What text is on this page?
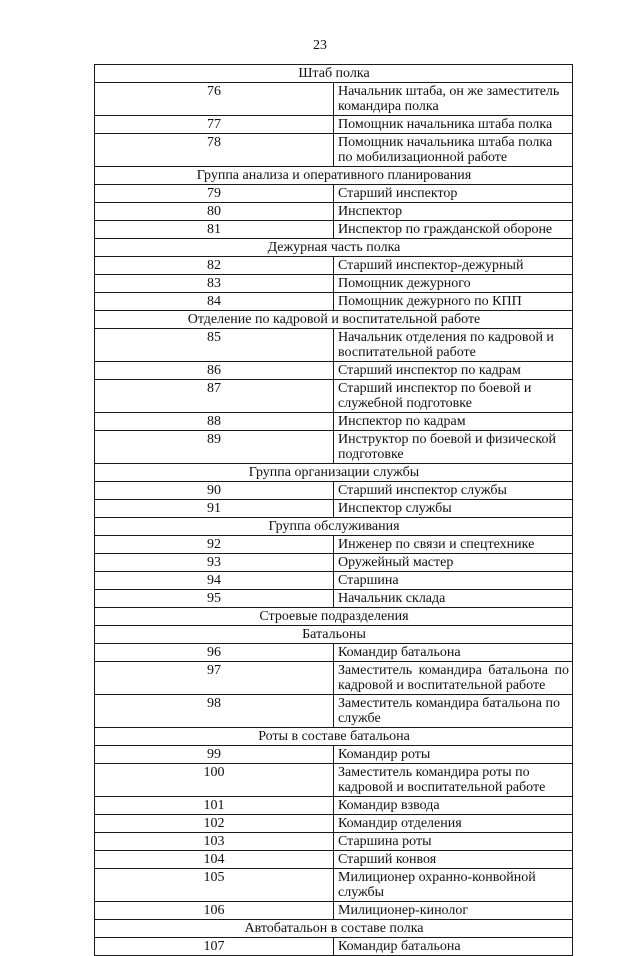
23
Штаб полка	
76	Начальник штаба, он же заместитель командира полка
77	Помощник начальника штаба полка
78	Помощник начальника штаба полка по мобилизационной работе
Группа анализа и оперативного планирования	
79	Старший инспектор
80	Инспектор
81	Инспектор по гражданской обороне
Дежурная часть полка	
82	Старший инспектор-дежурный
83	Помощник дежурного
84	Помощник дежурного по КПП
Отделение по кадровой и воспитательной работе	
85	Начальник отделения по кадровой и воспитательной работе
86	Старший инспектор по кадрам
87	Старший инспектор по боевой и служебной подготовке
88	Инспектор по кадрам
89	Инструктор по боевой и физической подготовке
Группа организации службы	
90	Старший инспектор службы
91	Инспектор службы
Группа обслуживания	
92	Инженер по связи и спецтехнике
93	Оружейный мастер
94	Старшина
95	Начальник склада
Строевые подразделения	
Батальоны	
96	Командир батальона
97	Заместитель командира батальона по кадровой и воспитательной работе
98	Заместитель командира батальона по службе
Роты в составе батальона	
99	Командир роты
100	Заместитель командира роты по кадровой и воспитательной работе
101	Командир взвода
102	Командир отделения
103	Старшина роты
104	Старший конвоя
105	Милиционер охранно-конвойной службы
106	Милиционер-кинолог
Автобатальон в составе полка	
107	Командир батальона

★ ★ ★ ★ ★ ★ ★

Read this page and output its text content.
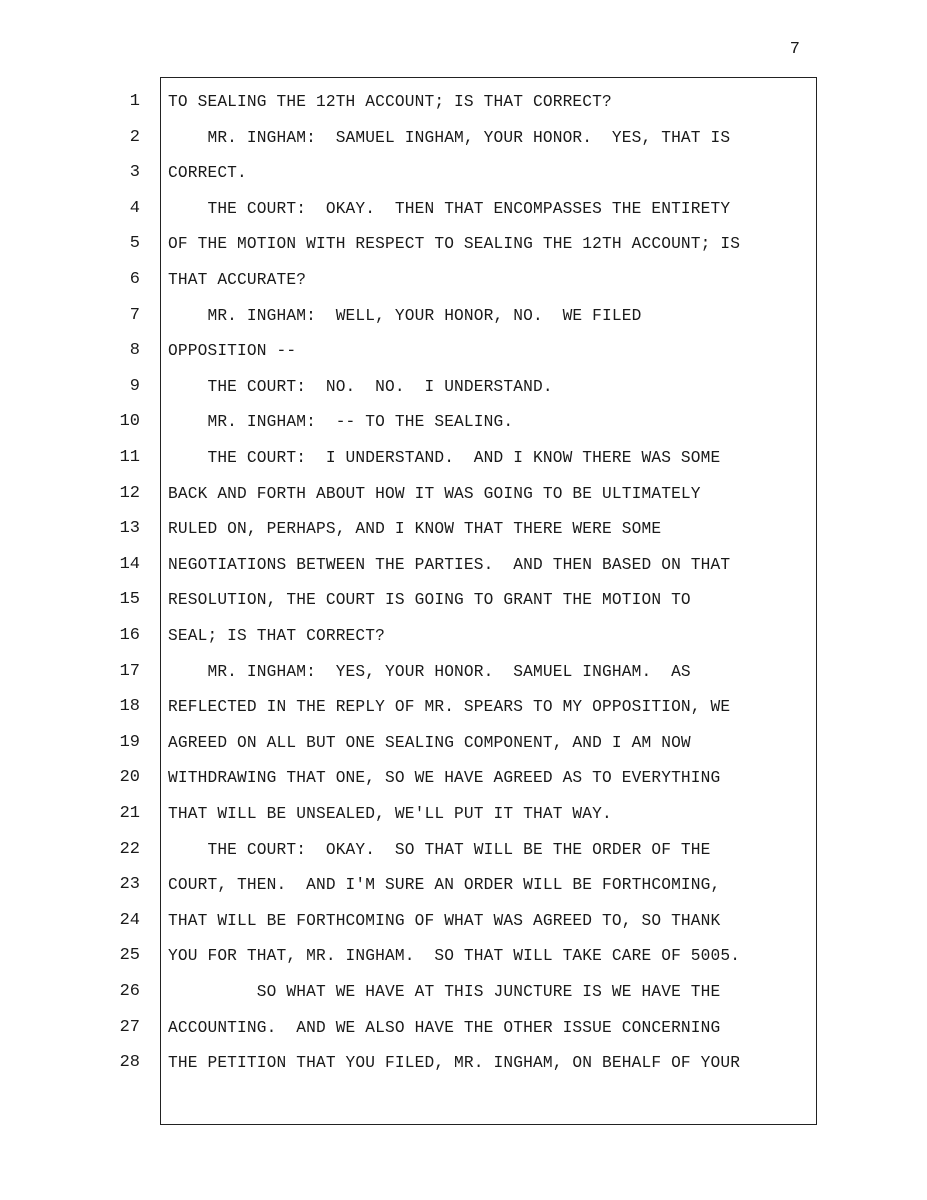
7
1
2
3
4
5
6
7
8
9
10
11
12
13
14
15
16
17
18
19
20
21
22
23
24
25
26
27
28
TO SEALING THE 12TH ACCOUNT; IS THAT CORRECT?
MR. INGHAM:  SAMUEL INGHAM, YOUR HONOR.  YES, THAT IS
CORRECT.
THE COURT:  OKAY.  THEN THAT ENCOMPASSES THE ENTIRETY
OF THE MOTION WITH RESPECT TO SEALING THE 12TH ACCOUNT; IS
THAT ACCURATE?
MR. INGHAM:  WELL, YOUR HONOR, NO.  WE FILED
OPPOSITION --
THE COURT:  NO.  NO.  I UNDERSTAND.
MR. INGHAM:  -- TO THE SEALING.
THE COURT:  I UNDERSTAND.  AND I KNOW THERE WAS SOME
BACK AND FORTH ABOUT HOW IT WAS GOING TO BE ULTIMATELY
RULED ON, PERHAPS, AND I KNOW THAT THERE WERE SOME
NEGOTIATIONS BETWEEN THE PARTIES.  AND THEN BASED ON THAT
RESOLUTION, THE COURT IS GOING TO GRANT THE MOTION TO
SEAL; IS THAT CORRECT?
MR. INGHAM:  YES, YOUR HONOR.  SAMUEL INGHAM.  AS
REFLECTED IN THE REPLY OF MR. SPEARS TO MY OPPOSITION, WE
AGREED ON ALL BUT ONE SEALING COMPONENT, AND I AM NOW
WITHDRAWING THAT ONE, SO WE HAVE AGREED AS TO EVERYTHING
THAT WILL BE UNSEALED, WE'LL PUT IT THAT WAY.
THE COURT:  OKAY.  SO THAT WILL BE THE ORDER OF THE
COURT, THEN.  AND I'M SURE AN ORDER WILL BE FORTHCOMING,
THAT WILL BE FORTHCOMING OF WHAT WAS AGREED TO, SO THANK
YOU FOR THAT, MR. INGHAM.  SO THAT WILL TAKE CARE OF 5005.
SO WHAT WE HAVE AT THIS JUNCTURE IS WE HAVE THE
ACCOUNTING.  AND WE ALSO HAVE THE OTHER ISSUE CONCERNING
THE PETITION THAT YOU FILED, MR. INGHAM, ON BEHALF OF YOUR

★ ★ ★ ★ ★ ★ ★

What is the number of lines that contain "командира"? Reply with that number alone.

4